Exercise requirements> In your copy of the data below, reproduce every entry exactly and omit the pictures.

Extracted records>

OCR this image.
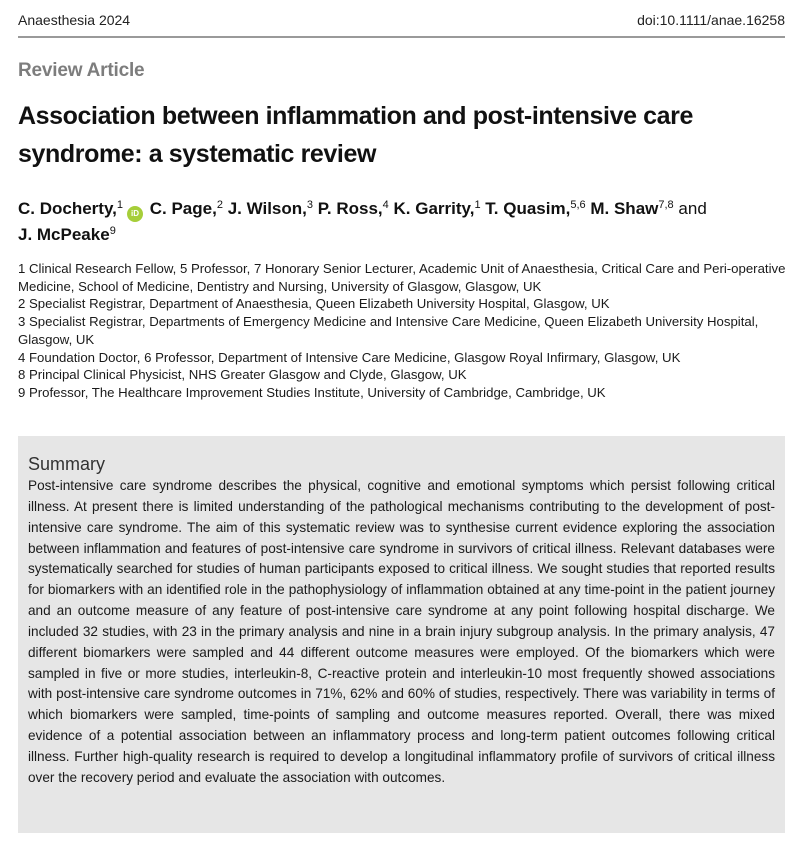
Anaesthesia 2024	doi:10.1111/anae.16258
Review Article
Association between inflammation and post-intensive care syndrome: a systematic review
C. Docherty,$^1$iD C. Page,$^2$ J. Wilson,$^3$ P. Ross,$^4$ K. Garrity,$^1$ T. Quasim,$^{5,6}$ M. Shaw$^{7,8}$ and
J. McPeake$^9$

1 Clinical Research Fellow, 5 Professor, 7 Honorary Senior Lecturer, Academic Unit of Anaesthesia, Critical Care and Peri-operative Medicine, School of Medicine, Dentistry and Nursing, University of Glasgow, Glasgow, UK

2 Specialist Registrar, Department of Anaesthesia, Queen Elizabeth University Hospital, Glasgow, UK

3 Specialist Registrar, Departments of Emergency Medicine and Intensive Care Medicine, Queen Elizabeth University Hospital, Glasgow, UK

4 Foundation Doctor, 6 Professor, Department of Intensive Care Medicine, Glasgow Royal Infirmary, Glasgow, UK

8 Principal Clinical Physicist, NHS Greater Glasgow and Clyde, Glasgow, UK

9 Professor, The Healthcare Improvement Studies Institute, University of Cambridge, Cambridge, UK

Summary

Post-intensive care syndrome describes the physical, cognitive and emotional symptoms which persist following critical illness. At present there is limited understanding of the pathological mechanisms contributing to the development of post-intensive care syndrome. The aim of this systematic review was to synthesise current evidence exploring the association between inflammation and features of post-intensive care syndrome in survivors of critical illness. Relevant databases were systematically searched for studies of human participants exposed to critical illness. We sought studies that reported results for biomarkers with an identified role in the pathophysiology of inflammation obtained at any time-point in the patient journey and an outcome measure of any feature of post-intensive care syndrome at any point following hospital discharge. We included 32 studies, with 23 in the primary analysis and nine in a brain injury subgroup analysis. In the primary analysis, 47 different biomarkers were sampled and 44 different outcome measures were employed. Of the biomarkers which were sampled in five or more studies, interleukin-8, C-reactive protein and interleukin-10 most frequently showed associations with post-intensive care syndrome outcomes in 71%, 62% and 60% of studies, respectively. There was variability in terms of which biomarkers were sampled, time-points of sampling and outcome measures reported. Overall, there was mixed evidence of a potential association between an inflammatory process and long-term patient outcomes following critical illness. Further high-quality research is required to develop a longitudinal inflammatory profile of survivors of critical illness over the recovery period and evaluate the association with outcomes.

Result for this exercise>
OCR this image.
Anaesthesia 2024	doi:10.1111/anae.16258
Review Article
Association between inflammation and post-intensive care syndrome: a systematic review
C. Docherty,$^1$iD C. Page,$^2$ J. Wilson,$^3$ P. Ross,$^4$ K. Garrity,$^1$ T. Quasim,$^{5,6}$ M. Shaw$^{7,8}$ and
J. McPeake$^9$

1 Clinical Research Fellow, 5 Professor, 7 Honorary Senior Lecturer, Academic Unit of Anaesthesia, Critical Care and Peri-operative Medicine, School of Medicine, Dentistry and Nursing, University of Glasgow, Glasgow, UK

2 Specialist Registrar, Department of Anaesthesia, Queen Elizabeth University Hospital, Glasgow, UK

3 Specialist Registrar, Departments of Emergency Medicine and Intensive Care Medicine, Queen Elizabeth University Hospital, Glasgow, UK

4 Foundation Doctor, 6 Professor, Department of Intensive Care Medicine, Glasgow Royal Infirmary, Glasgow, UK

8 Principal Clinical Physicist, NHS Greater Glasgow and Clyde, Glasgow, UK

9 Professor, The Healthcare Improvement Studies Institute, University of Cambridge, Cambridge, UK

Summary

Post-intensive care syndrome describes the physical, cognitive and emotional symptoms which persist following critical illness. At present there is limited understanding of the pathological mechanisms contributing to the development of post-intensive care syndrome. The aim of this systematic review was to synthesise current evidence exploring the association between inflammation and features of post-intensive care syndrome in survivors of critical illness. Relevant databases were systematically searched for studies of human participants exposed to critical illness. We sought studies that reported results for biomarkers with an identified role in the pathophysiology of inflammation obtained at any time-point in the patient journey and an outcome measure of any feature of post-intensive care syndrome at any point following hospital discharge. We included 32 studies, with 23 in the primary analysis and nine in a brain injury subgroup analysis. In the primary analysis, 47 different biomarkers were sampled and 44 different outcome measures were employed. Of the biomarkers which were sampled in five or more studies, interleukin-8, C-reactive protein and interleukin-10 most frequently showed associations with post-intensive care syndrome outcomes in 71%, 62% and 60% of studies, respectively. There was variability in terms of which biomarkers were sampled, time-points of sampling and outcome measures reported. Overall, there was mixed evidence of a potential association between an inflammatory process and long-term patient outcomes following critical illness. Further high-quality research is required to develop a longitudinal inflammatory profile of survivors of critical illness over the recovery period and evaluate the association with outcomes.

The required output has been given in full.